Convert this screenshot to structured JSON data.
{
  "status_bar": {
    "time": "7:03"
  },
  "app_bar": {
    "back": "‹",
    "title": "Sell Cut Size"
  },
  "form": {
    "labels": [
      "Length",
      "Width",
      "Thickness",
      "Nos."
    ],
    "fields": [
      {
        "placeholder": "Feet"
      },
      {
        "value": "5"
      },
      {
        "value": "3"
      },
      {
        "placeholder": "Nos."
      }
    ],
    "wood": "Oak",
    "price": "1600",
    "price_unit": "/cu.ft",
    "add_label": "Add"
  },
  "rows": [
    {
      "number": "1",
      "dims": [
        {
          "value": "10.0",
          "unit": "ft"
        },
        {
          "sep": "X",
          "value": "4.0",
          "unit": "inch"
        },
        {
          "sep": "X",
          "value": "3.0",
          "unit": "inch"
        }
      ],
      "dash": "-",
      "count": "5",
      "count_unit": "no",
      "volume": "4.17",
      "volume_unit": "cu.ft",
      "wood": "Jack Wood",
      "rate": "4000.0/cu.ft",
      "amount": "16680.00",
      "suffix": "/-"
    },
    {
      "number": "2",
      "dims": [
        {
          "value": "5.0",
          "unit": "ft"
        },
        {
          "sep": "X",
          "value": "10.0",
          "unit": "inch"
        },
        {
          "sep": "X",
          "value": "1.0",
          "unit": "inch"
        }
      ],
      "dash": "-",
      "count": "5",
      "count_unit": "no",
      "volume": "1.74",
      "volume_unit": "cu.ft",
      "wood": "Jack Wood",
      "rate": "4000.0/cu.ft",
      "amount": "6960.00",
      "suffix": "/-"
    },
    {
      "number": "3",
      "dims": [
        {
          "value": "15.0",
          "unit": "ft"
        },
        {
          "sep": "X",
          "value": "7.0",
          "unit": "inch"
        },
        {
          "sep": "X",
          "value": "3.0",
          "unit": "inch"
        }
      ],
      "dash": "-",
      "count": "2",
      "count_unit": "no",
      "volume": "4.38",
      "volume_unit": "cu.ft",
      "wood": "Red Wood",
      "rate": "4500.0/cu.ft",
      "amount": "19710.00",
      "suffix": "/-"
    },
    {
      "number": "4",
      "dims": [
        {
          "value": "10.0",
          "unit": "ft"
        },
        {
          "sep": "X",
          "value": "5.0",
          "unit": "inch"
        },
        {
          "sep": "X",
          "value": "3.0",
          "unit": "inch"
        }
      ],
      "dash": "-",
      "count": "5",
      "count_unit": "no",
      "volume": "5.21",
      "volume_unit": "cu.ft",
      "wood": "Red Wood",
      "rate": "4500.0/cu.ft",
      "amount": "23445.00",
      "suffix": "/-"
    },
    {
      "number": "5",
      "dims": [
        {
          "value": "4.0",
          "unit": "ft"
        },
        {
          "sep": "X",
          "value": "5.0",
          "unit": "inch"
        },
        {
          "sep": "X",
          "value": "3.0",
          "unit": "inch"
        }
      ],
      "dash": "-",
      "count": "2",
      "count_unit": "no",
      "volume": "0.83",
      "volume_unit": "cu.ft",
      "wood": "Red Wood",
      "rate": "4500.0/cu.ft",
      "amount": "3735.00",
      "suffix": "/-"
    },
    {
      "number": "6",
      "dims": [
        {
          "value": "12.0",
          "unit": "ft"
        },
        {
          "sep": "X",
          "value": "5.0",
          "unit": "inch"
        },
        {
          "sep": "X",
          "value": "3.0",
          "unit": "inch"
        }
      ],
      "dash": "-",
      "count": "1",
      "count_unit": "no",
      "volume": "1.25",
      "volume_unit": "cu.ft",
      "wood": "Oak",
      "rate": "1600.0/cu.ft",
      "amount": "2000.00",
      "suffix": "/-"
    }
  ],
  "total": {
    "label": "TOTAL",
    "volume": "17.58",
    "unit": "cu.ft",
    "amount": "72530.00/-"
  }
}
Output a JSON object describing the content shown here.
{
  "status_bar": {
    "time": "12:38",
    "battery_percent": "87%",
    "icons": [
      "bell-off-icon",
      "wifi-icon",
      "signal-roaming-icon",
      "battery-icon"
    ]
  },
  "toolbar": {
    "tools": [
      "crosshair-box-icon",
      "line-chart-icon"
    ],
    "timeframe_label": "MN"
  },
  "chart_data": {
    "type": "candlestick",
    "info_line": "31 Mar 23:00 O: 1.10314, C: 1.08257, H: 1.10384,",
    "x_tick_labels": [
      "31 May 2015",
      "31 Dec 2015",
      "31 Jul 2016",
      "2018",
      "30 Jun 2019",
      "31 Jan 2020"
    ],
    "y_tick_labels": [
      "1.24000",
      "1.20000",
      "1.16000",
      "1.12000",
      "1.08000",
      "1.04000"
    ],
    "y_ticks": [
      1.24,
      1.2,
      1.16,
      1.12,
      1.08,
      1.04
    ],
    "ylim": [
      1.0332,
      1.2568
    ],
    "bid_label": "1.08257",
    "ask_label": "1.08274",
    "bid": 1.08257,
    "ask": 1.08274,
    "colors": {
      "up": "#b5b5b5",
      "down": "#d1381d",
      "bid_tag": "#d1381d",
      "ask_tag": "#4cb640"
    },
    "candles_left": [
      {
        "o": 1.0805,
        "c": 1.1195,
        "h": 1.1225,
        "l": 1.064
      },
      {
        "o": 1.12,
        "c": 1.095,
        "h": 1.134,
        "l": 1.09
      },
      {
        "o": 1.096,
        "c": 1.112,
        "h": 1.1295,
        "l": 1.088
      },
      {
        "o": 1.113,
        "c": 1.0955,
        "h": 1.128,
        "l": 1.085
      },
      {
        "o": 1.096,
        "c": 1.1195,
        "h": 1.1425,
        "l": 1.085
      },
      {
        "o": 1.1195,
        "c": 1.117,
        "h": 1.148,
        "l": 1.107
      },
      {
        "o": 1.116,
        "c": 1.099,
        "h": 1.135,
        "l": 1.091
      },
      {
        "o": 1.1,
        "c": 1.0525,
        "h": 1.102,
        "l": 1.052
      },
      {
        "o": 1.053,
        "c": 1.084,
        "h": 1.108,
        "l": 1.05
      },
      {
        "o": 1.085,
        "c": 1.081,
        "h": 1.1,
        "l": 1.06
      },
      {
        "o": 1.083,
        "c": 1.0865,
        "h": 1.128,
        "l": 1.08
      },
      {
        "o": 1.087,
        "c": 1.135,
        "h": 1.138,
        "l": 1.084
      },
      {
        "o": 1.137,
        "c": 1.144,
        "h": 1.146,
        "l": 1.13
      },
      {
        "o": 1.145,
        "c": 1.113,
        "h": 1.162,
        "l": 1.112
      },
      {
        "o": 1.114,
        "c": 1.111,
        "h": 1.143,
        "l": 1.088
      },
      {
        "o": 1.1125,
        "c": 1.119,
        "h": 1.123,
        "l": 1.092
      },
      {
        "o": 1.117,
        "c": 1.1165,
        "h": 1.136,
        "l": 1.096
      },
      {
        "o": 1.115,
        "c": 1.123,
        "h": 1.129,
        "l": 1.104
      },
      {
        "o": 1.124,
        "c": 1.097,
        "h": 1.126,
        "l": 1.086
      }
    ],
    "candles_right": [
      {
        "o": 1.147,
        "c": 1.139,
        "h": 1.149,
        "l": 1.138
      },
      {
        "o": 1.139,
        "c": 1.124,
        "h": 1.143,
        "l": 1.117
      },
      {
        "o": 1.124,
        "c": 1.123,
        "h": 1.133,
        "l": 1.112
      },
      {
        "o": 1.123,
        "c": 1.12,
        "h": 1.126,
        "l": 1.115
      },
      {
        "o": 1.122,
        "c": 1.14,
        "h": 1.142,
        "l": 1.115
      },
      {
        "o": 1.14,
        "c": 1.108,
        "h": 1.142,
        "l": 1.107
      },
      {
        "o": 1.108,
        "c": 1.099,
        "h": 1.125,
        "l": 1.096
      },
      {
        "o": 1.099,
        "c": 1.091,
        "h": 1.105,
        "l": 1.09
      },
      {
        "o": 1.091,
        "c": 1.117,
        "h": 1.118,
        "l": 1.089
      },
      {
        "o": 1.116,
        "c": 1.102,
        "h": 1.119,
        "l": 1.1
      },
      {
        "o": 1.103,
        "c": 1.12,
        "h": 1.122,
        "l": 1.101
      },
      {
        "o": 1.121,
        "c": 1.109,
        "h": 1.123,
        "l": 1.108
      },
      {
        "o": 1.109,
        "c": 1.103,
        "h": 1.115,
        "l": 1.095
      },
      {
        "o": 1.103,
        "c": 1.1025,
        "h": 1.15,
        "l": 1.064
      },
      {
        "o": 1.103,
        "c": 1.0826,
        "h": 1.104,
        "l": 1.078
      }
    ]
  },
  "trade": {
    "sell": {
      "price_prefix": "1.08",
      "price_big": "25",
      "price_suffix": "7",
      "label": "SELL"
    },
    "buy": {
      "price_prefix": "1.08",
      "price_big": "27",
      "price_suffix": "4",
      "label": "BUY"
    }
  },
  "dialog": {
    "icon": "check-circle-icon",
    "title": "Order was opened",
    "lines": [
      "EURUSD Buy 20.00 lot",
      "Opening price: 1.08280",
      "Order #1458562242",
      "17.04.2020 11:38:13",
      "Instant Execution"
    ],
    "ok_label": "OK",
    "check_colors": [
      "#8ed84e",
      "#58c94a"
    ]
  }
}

════════════════

SHORT PROBLEM >> Return every line of the preceding records in which the word "Order" appears.

FULL ANSWER >>
    "title": "Order was opened",
      "Order #1458562242",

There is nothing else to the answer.